Copy all lines that contain the word "data".

Input for this task:
>> BEGIN

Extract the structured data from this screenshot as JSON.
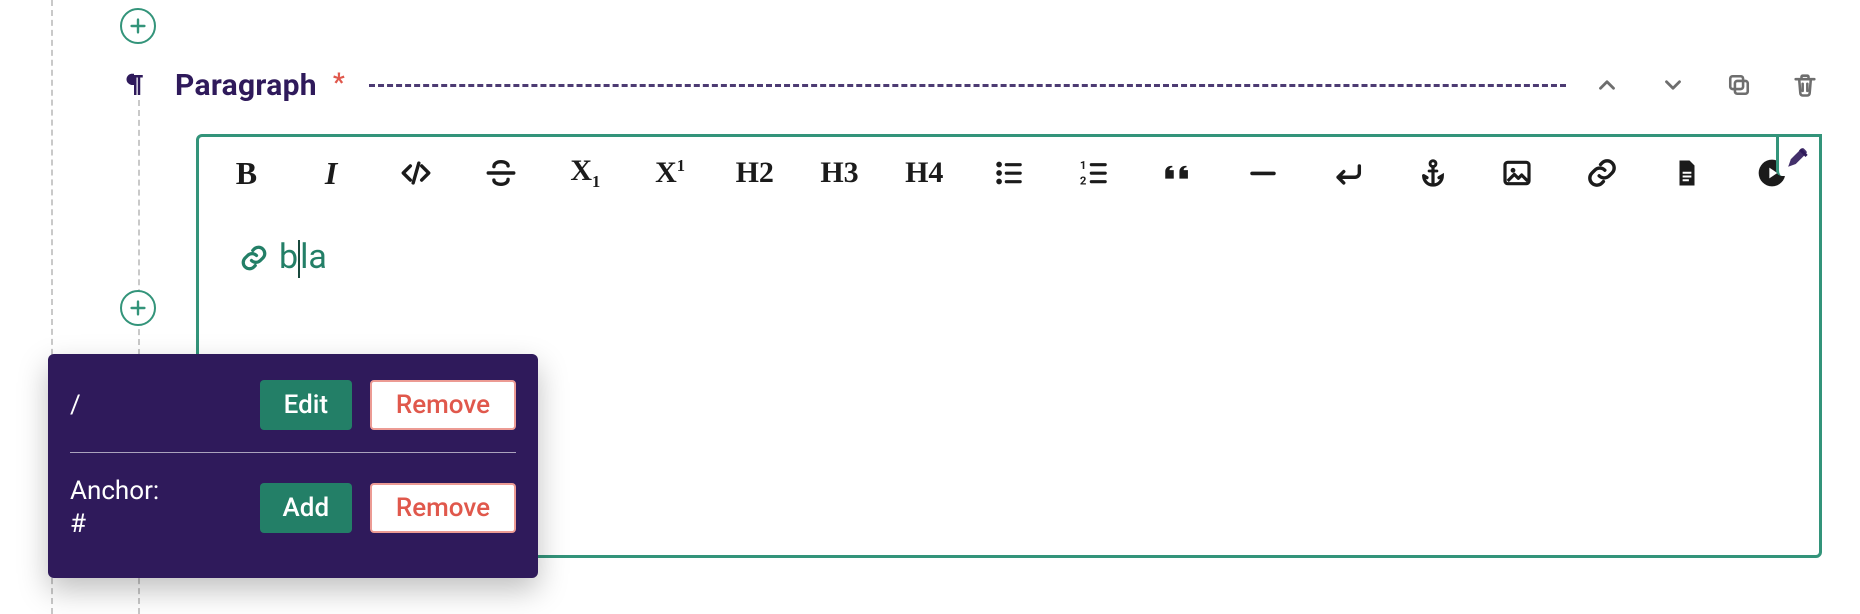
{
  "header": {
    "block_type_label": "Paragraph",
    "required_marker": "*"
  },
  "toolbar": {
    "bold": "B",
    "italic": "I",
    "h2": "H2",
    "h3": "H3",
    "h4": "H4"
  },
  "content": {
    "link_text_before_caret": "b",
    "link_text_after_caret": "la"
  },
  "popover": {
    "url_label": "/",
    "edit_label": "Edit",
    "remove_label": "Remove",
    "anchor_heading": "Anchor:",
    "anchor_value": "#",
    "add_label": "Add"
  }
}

>> END
>> BEGIN

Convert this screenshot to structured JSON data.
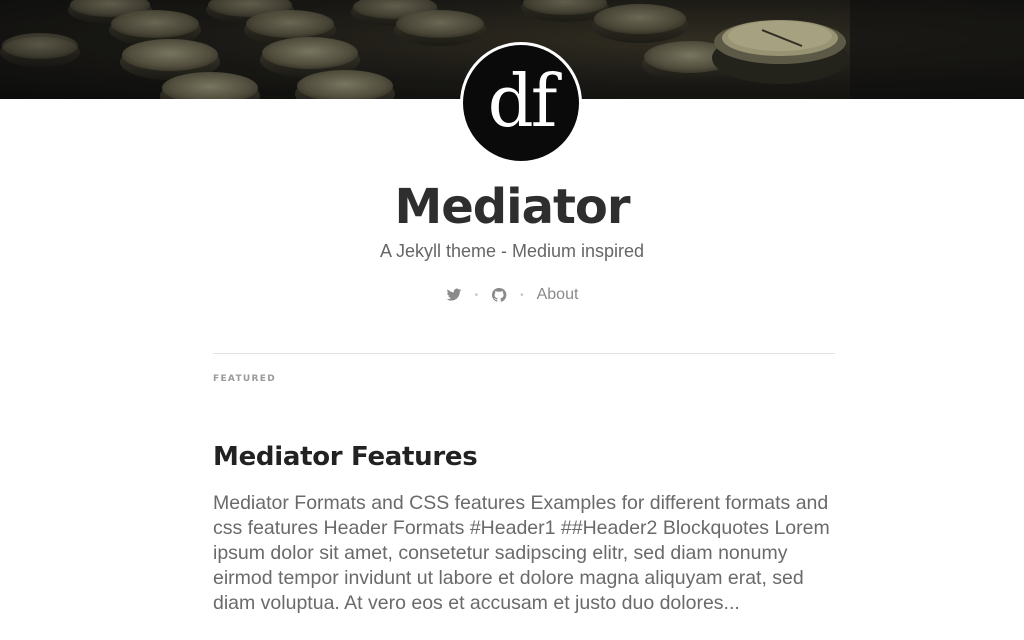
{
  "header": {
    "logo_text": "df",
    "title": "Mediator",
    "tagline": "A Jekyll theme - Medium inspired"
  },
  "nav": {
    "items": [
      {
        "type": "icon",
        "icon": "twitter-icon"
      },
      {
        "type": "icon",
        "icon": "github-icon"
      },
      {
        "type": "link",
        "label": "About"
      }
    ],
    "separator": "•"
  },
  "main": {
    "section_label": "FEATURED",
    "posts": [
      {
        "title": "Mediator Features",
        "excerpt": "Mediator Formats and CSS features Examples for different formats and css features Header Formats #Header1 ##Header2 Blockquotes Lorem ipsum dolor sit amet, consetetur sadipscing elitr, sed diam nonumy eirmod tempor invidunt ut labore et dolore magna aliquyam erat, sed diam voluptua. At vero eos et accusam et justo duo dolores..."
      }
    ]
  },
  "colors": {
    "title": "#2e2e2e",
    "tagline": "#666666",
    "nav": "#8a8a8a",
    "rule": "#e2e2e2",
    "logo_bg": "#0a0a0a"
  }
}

>> END

Solution:
Extract the structured data from this screenshot as JSON.
Convert this screenshot to structured JSON data.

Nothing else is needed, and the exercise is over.